━━━ PROVIDED RECORDS

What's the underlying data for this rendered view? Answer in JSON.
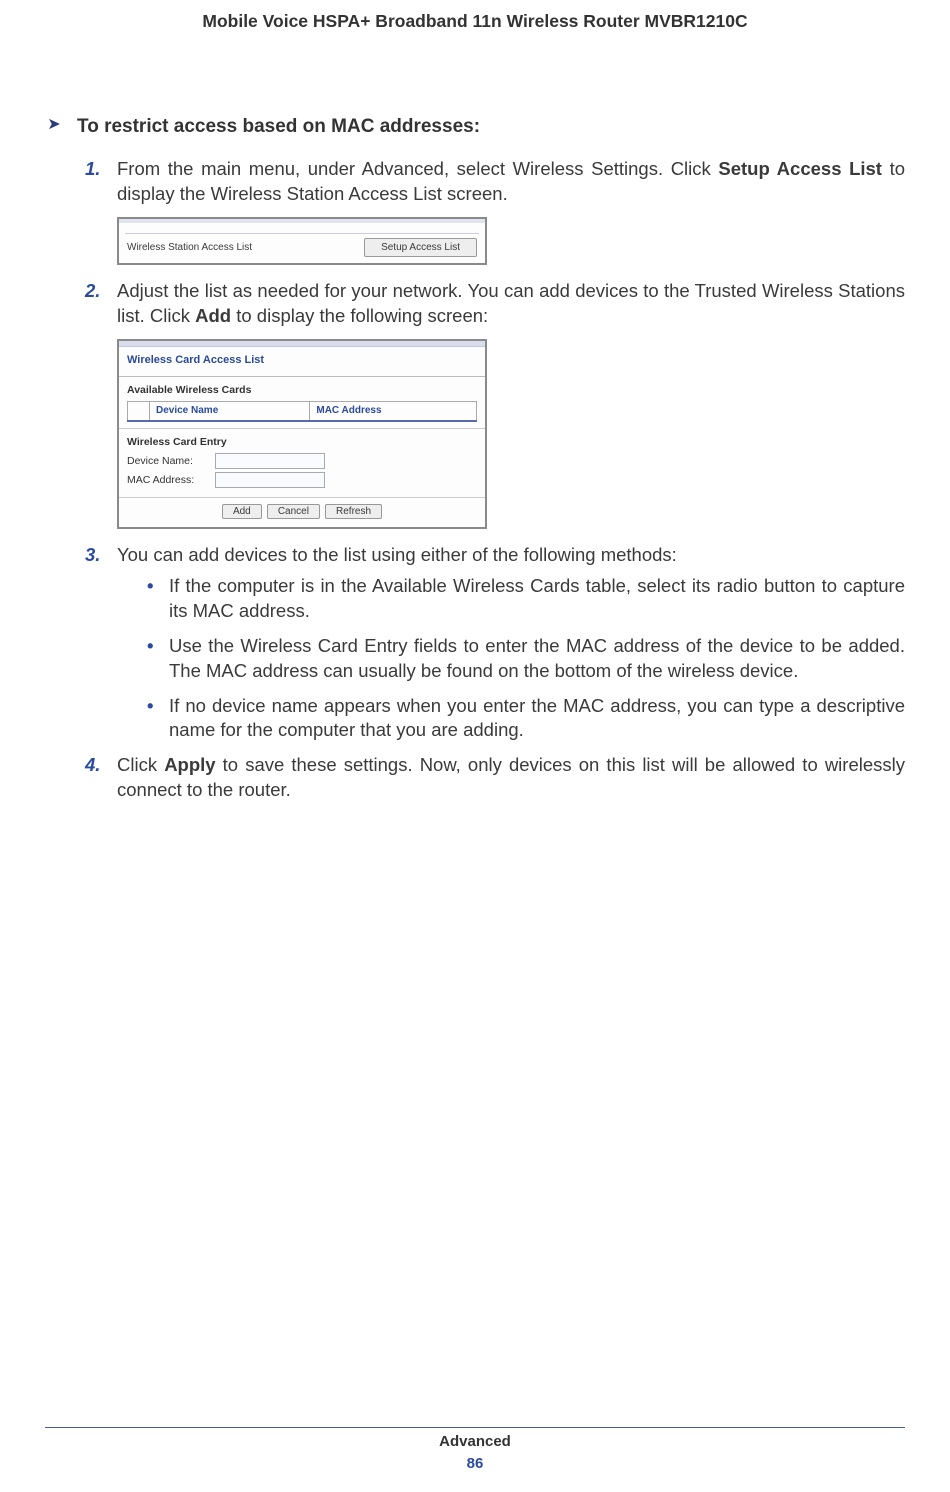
{
  "header": {
    "title": "Mobile Voice HSPA+ Broadband 11n Wireless Router MVBR1210C"
  },
  "procedure": {
    "title": "To restrict access based on MAC addresses:",
    "steps": {
      "s1": {
        "num": "1.",
        "pre": "From the main menu, under Advanced, select Wireless Settings. Click ",
        "bold1": "Setup Access List",
        "post": " to display the Wireless Station Access List screen."
      },
      "s2": {
        "num": "2.",
        "pre": "Adjust the list as needed for your network. You can add devices to the Trusted Wireless Stations list. Click ",
        "bold1": "Add",
        "post": " to display the following screen:"
      },
      "s3": {
        "num": "3.",
        "text": "You can add devices to the list using either of the following methods:",
        "bullets": {
          "b1": "If the computer is in the Available Wireless Cards table, select its radio button to capture its MAC address.",
          "b2": "Use the Wireless Card Entry fields to enter the MAC address of the device to be added. The MAC address can usually be found on the bottom of the wireless device.",
          "b3": "If no device name appears when you enter the MAC address, you can type a descriptive name for the computer that you are adding."
        }
      },
      "s4": {
        "num": "4.",
        "pre": "Click ",
        "bold1": "Apply",
        "post": " to save these settings. Now, only devices on this list will be allowed to wirelessly connect to the router."
      }
    }
  },
  "fig1": {
    "label": "Wireless Station Access List",
    "button": "Setup Access List"
  },
  "fig2": {
    "title": "Wireless Card Access List",
    "available_label": "Available Wireless Cards",
    "th_device": "Device Name",
    "th_mac": "MAC Address",
    "entry_label": "Wireless Card Entry",
    "device_name_label": "Device Name:",
    "mac_label": "MAC Address:",
    "buttons": {
      "add": "Add",
      "cancel": "Cancel",
      "refresh": "Refresh"
    }
  },
  "footer": {
    "section": "Advanced",
    "page": "86"
  }
}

━━━━━━

SET TASK =>
Say how many lines contain the string "title", giving nothing but the count.

FINAL RESULT =>
3